For this exercise, copy out each line of the material below that includes "ارائه".

..........

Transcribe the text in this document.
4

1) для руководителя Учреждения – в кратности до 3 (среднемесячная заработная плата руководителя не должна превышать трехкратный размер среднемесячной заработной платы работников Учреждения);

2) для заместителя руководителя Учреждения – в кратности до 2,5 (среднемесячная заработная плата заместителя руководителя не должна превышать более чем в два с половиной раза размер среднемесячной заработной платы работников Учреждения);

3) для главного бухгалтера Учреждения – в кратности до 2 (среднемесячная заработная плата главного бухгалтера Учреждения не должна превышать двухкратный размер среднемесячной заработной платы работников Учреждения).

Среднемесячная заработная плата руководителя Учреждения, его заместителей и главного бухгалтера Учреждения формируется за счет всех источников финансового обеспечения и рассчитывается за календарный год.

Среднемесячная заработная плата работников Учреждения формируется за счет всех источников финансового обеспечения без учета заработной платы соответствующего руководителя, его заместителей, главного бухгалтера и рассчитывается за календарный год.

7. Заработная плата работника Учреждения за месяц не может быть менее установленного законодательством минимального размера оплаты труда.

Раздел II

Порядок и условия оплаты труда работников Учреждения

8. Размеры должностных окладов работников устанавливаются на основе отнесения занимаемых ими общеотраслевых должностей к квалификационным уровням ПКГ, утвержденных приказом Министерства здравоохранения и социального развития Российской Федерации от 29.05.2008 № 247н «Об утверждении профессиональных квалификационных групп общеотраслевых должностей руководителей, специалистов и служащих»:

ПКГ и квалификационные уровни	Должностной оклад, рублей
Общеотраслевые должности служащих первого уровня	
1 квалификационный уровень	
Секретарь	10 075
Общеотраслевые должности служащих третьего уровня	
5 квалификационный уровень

..........

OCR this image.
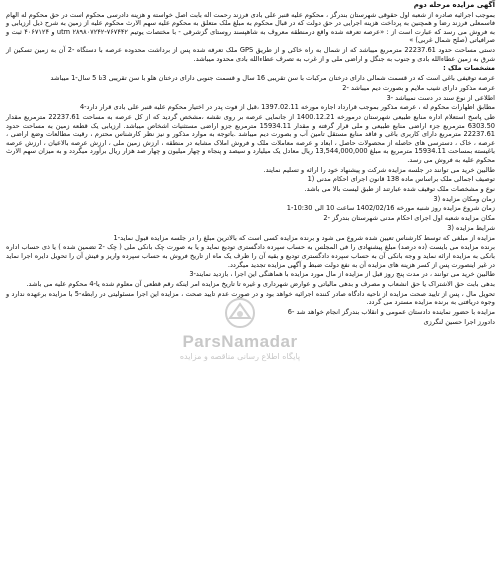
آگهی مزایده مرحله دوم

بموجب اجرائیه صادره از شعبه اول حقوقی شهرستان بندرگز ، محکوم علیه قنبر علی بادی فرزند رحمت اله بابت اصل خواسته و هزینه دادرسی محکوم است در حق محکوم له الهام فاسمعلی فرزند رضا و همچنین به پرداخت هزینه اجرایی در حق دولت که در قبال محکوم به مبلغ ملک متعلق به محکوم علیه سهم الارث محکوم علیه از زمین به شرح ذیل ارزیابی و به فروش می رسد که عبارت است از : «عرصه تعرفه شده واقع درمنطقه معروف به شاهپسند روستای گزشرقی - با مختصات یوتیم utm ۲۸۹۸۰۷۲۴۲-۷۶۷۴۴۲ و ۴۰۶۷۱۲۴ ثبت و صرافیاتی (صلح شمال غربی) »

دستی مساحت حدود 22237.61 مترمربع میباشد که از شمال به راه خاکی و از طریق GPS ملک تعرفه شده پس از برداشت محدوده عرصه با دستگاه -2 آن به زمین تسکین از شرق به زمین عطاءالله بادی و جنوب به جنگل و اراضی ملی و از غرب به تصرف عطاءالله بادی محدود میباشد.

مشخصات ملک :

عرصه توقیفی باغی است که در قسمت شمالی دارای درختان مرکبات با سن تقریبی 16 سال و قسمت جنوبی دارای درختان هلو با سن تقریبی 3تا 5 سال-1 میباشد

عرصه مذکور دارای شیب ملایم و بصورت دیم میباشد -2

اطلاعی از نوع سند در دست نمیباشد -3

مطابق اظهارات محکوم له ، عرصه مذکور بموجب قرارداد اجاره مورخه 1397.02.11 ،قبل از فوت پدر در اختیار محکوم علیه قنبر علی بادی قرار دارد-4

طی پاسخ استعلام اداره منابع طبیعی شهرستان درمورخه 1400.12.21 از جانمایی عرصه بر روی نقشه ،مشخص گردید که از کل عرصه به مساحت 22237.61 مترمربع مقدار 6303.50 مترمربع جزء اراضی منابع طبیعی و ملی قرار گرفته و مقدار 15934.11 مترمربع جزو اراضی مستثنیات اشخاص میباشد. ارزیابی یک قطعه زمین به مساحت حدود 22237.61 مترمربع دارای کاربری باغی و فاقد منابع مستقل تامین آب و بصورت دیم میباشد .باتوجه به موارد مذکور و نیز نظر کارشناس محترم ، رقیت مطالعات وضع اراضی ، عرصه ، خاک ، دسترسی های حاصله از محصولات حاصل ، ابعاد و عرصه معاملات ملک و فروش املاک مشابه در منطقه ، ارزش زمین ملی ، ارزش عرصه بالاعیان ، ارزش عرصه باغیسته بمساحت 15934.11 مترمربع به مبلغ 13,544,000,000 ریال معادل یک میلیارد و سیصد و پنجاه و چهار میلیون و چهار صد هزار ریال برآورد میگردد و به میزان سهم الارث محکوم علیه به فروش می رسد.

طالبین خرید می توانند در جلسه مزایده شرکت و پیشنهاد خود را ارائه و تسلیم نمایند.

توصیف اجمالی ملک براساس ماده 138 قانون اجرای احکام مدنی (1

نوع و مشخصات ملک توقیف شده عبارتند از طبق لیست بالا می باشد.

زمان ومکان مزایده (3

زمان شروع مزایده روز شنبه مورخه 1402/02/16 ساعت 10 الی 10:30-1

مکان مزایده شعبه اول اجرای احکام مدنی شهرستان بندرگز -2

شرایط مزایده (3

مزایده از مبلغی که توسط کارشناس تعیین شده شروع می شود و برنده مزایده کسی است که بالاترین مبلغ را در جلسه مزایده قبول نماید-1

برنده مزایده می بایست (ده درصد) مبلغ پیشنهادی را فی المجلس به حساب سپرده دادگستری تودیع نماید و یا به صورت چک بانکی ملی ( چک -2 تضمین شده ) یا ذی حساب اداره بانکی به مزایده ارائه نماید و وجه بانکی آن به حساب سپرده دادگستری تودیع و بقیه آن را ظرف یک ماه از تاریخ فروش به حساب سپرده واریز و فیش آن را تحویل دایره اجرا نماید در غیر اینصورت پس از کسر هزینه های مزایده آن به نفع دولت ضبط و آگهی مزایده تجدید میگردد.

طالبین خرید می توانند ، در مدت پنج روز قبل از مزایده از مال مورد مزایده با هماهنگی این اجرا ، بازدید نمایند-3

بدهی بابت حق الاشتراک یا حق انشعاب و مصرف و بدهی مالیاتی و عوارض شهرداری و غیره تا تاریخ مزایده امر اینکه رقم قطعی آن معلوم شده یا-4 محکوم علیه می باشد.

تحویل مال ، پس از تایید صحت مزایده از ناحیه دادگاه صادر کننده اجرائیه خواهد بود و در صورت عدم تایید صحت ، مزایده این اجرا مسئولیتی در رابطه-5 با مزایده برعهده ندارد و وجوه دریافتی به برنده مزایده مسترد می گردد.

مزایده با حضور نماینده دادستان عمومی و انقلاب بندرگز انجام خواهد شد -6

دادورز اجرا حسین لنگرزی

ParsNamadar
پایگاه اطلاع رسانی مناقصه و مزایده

..........

> [Answer to this problem]:
طالبین خرید می توانند در جلسه مزایده شرکت و پیشنهاد خود را ارائه و تسلیم نمایند.
برنده مزایده می بایست (ده درصد) مبلغ پیشنهادی را فی المجلس به حساب سپرده دادگستری تودیع نماید و یا به صورت چک بانکی ملی ( چک -2 تضمین شده ) یا ذی حساب اداره بانکی به مزایده ارائه نماید و وجه بانکی آن به حساب سپرده دادگستری تودیع و بقیه آن را ظرف یک ماه از تاریخ فروش به حساب سپرده واریز و فیش آن را تحویل دایره اجرا نماید در غیر اینصورت پس از کسر هزینه های مزایده آن به نفع دولت ضبط و آگهی مزایده تجدید میگردد.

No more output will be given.